* _Text shown_
########################################

A guide to setting up GKE multi-cluster Gateway

SADA Says | Cloud Computing Blog

By SADA Engineering

Introduction

In Google Kubernetes Engine (GKE), the Ingress feature serves to expose services outside the cluster, establishing a layer 7 load balancer. However, traditional Ingress implementations pose certain limitations. Specifically, they mandate that Ingress and its associated services reside in the same namespace. Additionally, all routes and rules are confined within a single YAML file, often leading to complexity when managing multiple rules and annotations. This complexity further escalates when multiple teams share the Ingress resource, risking route disruptions caused by changes made by individual teams.

The GKE Gateway addresses these challenges effectively. It enables cross-namespace routing, allowing the Gateway to exist in its dedicated namespace—a manageable space for platform teams. Application teams can independently manage their routes and share the Gateway. The GKE Gateway is Google Kubernetes Engine’s implementation of the Kubernetes Gateway API for Cloud Load Balancing. The Kubernetes Gateway API, overseen by SIG Network, is an open-source project comprising diverse resources that model service networking within Kubernetes.

There are two versions of GKE Gateway controller: 

  • Single cluster – manages single-cluster Gateways for a single GKE cluster.
  • Multi-cluster – manages multi-cluster Gateways for one or more GKE clusters in different regions.

########################################

* _Your assignment_
Write the next part of the GKE multi-cluster Gateway guide, picking up right after the description of the multi-cluster controller.

* _Document layout analysis data_
########################################

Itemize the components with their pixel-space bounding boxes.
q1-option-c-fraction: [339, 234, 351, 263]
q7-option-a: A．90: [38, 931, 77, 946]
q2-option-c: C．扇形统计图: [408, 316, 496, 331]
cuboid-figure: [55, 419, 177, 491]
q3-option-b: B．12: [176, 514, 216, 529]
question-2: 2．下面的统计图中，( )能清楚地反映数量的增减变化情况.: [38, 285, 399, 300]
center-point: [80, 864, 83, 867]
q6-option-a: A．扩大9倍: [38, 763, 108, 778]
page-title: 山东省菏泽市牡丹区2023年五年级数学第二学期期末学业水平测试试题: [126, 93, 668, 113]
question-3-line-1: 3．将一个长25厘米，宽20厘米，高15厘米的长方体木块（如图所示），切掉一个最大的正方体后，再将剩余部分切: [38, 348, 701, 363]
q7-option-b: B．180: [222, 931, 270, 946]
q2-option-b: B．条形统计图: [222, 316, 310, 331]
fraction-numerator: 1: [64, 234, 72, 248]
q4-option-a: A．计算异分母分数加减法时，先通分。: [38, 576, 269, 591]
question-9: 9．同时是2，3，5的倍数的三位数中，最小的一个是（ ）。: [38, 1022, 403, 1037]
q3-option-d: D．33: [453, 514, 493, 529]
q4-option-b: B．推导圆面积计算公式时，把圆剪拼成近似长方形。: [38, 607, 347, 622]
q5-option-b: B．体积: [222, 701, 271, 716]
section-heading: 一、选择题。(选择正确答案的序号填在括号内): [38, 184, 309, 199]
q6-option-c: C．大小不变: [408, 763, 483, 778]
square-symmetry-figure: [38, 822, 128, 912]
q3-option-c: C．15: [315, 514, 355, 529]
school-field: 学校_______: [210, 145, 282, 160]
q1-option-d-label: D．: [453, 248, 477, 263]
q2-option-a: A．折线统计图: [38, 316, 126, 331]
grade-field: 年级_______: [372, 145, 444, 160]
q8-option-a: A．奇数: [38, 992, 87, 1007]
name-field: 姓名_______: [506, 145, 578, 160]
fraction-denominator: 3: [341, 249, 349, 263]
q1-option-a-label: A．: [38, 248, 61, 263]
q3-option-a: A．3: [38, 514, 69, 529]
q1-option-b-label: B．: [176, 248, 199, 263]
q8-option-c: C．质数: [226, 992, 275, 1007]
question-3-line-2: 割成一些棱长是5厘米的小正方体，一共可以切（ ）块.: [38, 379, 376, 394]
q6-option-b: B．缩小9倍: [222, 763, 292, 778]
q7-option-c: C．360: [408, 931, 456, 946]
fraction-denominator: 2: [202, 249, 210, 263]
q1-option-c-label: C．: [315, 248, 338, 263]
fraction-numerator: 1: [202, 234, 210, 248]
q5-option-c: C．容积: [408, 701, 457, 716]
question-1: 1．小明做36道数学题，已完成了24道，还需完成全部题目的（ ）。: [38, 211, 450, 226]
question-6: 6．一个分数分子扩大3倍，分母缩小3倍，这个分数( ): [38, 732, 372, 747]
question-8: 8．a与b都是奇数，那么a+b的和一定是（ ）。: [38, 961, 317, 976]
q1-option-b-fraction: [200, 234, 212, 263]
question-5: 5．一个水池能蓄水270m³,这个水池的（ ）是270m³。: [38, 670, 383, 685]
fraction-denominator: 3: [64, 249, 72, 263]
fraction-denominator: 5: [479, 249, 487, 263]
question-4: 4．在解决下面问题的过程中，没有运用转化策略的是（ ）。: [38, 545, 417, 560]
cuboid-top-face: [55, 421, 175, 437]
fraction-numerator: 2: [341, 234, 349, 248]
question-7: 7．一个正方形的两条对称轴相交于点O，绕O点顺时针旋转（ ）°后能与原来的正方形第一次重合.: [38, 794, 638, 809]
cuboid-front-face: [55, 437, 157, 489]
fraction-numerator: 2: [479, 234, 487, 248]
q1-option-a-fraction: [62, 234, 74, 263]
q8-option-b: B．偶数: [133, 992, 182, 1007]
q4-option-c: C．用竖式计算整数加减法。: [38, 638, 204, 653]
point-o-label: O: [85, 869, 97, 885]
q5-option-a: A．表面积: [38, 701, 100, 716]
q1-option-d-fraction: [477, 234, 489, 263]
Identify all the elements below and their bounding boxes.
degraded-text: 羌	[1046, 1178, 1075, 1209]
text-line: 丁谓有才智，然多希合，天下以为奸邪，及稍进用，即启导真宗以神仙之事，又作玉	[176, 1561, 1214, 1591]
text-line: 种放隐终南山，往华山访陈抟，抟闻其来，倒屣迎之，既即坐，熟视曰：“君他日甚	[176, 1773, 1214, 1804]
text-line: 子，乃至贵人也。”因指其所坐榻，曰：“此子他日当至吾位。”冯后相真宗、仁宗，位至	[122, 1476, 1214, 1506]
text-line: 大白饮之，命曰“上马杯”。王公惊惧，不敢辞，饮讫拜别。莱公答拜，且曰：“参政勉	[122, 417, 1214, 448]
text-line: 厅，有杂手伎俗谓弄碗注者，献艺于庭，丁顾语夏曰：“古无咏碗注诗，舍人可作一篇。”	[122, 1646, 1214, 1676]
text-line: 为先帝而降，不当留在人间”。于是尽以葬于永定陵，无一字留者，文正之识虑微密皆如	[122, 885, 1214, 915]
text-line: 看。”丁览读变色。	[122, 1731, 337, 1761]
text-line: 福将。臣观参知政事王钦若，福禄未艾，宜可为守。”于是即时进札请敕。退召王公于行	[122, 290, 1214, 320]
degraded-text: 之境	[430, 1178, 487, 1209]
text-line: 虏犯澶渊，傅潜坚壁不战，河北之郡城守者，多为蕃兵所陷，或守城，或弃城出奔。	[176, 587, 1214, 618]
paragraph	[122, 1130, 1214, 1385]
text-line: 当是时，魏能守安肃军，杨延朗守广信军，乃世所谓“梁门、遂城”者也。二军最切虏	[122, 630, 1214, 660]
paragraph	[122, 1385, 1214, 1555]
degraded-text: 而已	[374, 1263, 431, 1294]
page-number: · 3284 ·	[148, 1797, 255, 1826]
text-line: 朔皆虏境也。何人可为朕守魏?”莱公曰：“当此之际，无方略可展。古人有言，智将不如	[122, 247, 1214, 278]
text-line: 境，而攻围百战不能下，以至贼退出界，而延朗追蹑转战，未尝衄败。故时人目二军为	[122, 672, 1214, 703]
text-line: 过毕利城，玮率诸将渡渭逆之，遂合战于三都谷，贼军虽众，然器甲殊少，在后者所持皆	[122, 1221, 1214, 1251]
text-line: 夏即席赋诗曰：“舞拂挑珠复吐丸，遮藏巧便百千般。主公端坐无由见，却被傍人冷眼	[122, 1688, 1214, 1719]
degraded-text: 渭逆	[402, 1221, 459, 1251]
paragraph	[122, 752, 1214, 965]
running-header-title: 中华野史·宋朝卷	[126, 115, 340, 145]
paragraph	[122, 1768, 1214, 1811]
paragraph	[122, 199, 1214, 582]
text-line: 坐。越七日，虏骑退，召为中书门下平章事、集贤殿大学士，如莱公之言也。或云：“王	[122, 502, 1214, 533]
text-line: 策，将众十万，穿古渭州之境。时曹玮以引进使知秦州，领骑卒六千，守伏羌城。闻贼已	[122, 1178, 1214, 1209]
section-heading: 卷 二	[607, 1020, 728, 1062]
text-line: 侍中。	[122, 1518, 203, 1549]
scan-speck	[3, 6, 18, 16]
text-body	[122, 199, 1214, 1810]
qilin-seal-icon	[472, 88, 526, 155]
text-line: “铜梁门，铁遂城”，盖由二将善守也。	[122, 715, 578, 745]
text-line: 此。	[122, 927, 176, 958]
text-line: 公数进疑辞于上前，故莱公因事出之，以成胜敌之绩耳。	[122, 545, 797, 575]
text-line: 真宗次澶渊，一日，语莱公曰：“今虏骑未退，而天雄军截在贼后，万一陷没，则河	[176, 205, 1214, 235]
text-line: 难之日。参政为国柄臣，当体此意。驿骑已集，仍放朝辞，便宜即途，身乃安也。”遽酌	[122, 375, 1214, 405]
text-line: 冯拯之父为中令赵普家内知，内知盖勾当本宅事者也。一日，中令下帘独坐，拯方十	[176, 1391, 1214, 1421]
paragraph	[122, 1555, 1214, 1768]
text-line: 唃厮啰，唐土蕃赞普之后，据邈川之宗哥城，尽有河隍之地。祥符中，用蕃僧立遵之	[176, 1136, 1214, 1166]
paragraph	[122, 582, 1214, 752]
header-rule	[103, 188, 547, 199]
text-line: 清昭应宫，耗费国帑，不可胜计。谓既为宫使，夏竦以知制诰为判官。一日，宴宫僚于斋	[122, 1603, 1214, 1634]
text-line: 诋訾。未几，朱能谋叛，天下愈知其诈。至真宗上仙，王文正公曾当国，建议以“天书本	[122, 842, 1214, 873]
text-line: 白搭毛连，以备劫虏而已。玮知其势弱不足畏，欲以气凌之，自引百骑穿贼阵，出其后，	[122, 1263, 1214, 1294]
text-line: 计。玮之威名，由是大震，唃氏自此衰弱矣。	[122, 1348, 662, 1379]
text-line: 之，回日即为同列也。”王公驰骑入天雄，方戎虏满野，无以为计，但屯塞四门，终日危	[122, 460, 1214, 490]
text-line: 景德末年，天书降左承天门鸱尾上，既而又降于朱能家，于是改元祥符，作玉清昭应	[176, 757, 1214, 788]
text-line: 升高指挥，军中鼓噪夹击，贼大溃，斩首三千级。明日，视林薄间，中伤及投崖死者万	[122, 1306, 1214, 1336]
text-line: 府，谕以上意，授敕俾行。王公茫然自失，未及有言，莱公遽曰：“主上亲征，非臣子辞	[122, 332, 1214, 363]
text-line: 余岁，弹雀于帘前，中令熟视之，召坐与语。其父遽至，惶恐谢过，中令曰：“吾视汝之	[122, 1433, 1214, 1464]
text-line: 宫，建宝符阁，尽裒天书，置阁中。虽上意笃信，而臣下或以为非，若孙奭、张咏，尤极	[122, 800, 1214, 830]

########################################

* _Response_
I will cover the multi-cluster Gateway setup as part of this blog.

What is GKE Gateway?

The GKE Gateway serves as a resource defining an access point. Each GKE Gateway is linked to a Gateway Class, specifying the type of Gateway Controller. Within GKE, various gateway classes facilitate provisioning under GCP load balancers:

  • Global External L7 Load Balancer
  • Regional External L7 Load Balancer
  • Regional Internal L7 Load Balancer
  • Global External L7 Load Balancer for multiple clusters

This article focuses on setting up Global External L7 Load Balancer for multiple clusters using GKE Gateway. In this example, we’ll set up an external, multi-cluster Gateway to perform load balancing across two GKE clusters, specifically for internet traffic.

Setting up the environment

  • Deploy two GKE clusters, ‘gke-us-east-1’ in the ‘us-east-1’ region and ‘gke-us-west-1’ in the ‘us-west-1’ region. Register both clusters to the project’s fleet and ensure that workload identity is enabled for each.
  • Enable multi-cluster services in the project’s fleet.
gcloud container fleet muti-cluster-services enable — project=<project_name>
  • Enable the multi-cluster Gateway controller on the config cluster. The config cluster is the GKE cluster in which the Gateway and Route resources are deployed. It is a central place that controls routing across the clusters. In this setup, ‘gke-us-east-1’ is considered a config cluster.
gcloud container fleet ingress enable --config-membership=gke-us-east-1 --project=<project_name> 
  • Give the network viewer role required for multi-cluster-service.
resource "google_project_iam_member" "network_viewer_role_mcs" {
  project = "<project-name>"
  role    = "roles/compute.networkViewer"
  member  = "serviceAccount:<project-name>.svc.id.goog[gke-mcs/gke-mcs-importer]"
}
  • Grant the Container Admin role to the GCP Multicluster Ingress service account.
resource "google_project_iam_member" "container_admin_role_mcs" {
  project = "<project-name>"
  role    = "roles/container.admin"
  member  = "serviceAccount:service-<project-number>@gcp-sa-multiclusteringress.iam.gserviceaccount.com"
}

Setting up the demo application

Deploy the demo application in both GKE clusters, ‘gke-us-east-1’ and ‘gke-us-west-1’, using the provided manifests.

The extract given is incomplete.